● **Data entries**:
— Begin —

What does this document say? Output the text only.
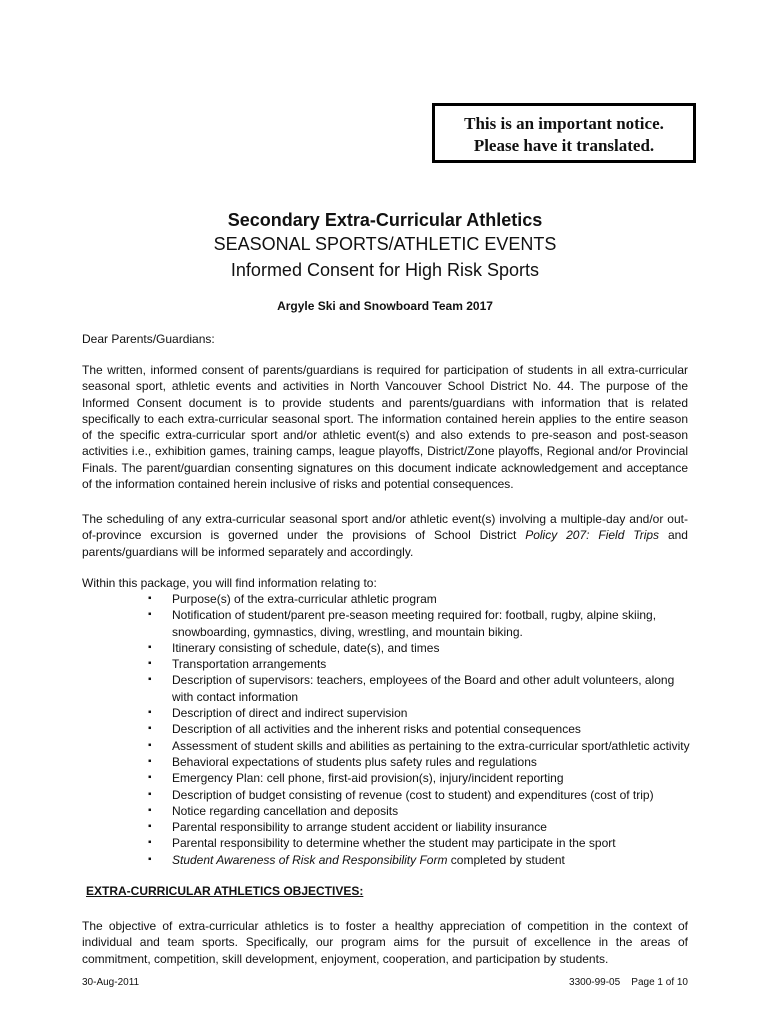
This is an important notice.
Please have it translated.
Secondary Extra-Curricular Athletics
SEASONAL SPORTS/ATHLETIC EVENTS
Informed Consent for High Risk Sports
Argyle Ski and Snowboard Team 2017

Dear Parents/Guardians:

The written, informed consent of parents/guardians is required for participation of students in all extra-curricular seasonal sport, athletic events and activities in North Vancouver School District No. 44. The purpose of the Informed Consent document is to provide students and parents/guardians with information that is related specifically to each extra-curricular seasonal sport. The information contained herein applies to the entire season of the specific extra-curricular sport and/or athletic event(s) and also extends to pre-season and post-season activities i.e., exhibition games, training camps, league playoffs, District/Zone playoffs, Regional and/or Provincial Finals. The parent/guardian consenting signatures on this document indicate acknowledgement and acceptance of the information contained herein inclusive of risks and potential consequences.

The scheduling of any extra-curricular seasonal sport and/or athletic event(s) involving a multiple-day and/or out-of-province excursion is governed under the provisions of School District Policy 207: Field Trips and parents/guardians will be informed separately and accordingly.

Within this package, you will find information relating to:

▪ Purpose(s) of the extra-curricular athletic program
▪ Notification of student/parent pre-season meeting required for: football, rugby, alpine skiing, snowboarding, gymnastics, diving, wrestling, and mountain biking.
▪ Itinerary consisting of schedule, date(s), and times
▪ Transportation arrangements
▪ Description of supervisors: teachers, employees of the Board and other adult volunteers, along with contact information
▪ Description of direct and indirect supervision
▪ Description of all activities and the inherent risks and potential consequences
▪ Assessment of student skills and abilities as pertaining to the extra-curricular sport/athletic activity
▪ Behavioral expectations of students plus safety rules and regulations
▪ Emergency Plan: cell phone, first-aid provision(s), injury/incident reporting
▪ Description of budget consisting of revenue (cost to student) and expenditures (cost of trip)
▪ Notice regarding cancellation and deposits
▪ Parental responsibility to arrange student accident or liability insurance
▪ Parental responsibility to determine whether the student may participate in the sport
▪ Student Awareness of Risk and Responsibility Form completed by student
EXTRA-CURRICULAR ATHLETICS OBJECTIVES:

The objective of extra-curricular athletics is to foster a healthy appreciation of competition in the context of individual and team sports. Specifically, our program aims for the pursuit of excellence in the areas of commitment, competition, skill development, enjoyment, cooperation, and participation by students.

30-Aug-2011	3300-99-05    Page 1 of 10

— End —

● **TASK DETAILS**:
Omit every picture, then repeat the remaining data exactly as it appears above.

● **FINAL RESULT**:
What does this document say? Output the text only.
This is an important notice.
Please have it translated.
Secondary Extra-Curricular Athletics
SEASONAL SPORTS/ATHLETIC EVENTS
Informed Consent for High Risk Sports
Argyle Ski and Snowboard Team 2017

Dear Parents/Guardians:

The written, informed consent of parents/guardians is required for participation of students in all extra-curricular seasonal sport, athletic events and activities in North Vancouver School District No. 44. The purpose of the Informed Consent document is to provide students and parents/guardians with information that is related specifically to each extra-curricular seasonal sport. The information contained herein applies to the entire season of the specific extra-curricular sport and/or athletic event(s) and also extends to pre-season and post-season activities i.e., exhibition games, training camps, league playoffs, District/Zone playoffs, Regional and/or Provincial Finals. The parent/guardian consenting signatures on this document indicate acknowledgement and acceptance of the information contained herein inclusive of risks and potential consequences.

The scheduling of any extra-curricular seasonal sport and/or athletic event(s) involving a multiple-day and/or out-of-province excursion is governed under the provisions of School District Policy 207: Field Trips and parents/guardians will be informed separately and accordingly.

Within this package, you will find information relating to:

▪ Purpose(s) of the extra-curricular athletic program
▪ Notification of student/parent pre-season meeting required for: football, rugby, alpine skiing, snowboarding, gymnastics, diving, wrestling, and mountain biking.
▪ Itinerary consisting of schedule, date(s), and times
▪ Transportation arrangements
▪ Description of supervisors: teachers, employees of the Board and other adult volunteers, along with contact information
▪ Description of direct and indirect supervision
▪ Description of all activities and the inherent risks and potential consequences
▪ Assessment of student skills and abilities as pertaining to the extra-curricular sport/athletic activity
▪ Behavioral expectations of students plus safety rules and regulations
▪ Emergency Plan: cell phone, first-aid provision(s), injury/incident reporting
▪ Description of budget consisting of revenue (cost to student) and expenditures (cost of trip)
▪ Notice regarding cancellation and deposits
▪ Parental responsibility to arrange student accident or liability insurance
▪ Parental responsibility to determine whether the student may participate in the sport
▪ Student Awareness of Risk and Responsibility Form completed by student
EXTRA-CURRICULAR ATHLETICS OBJECTIVES:

The objective of extra-curricular athletics is to foster a healthy appreciation of competition in the context of individual and team sports. Specifically, our program aims for the pursuit of excellence in the areas of commitment, competition, skill development, enjoyment, cooperation, and participation by students.

30-Aug-2011	3300-99-05    Page 1 of 10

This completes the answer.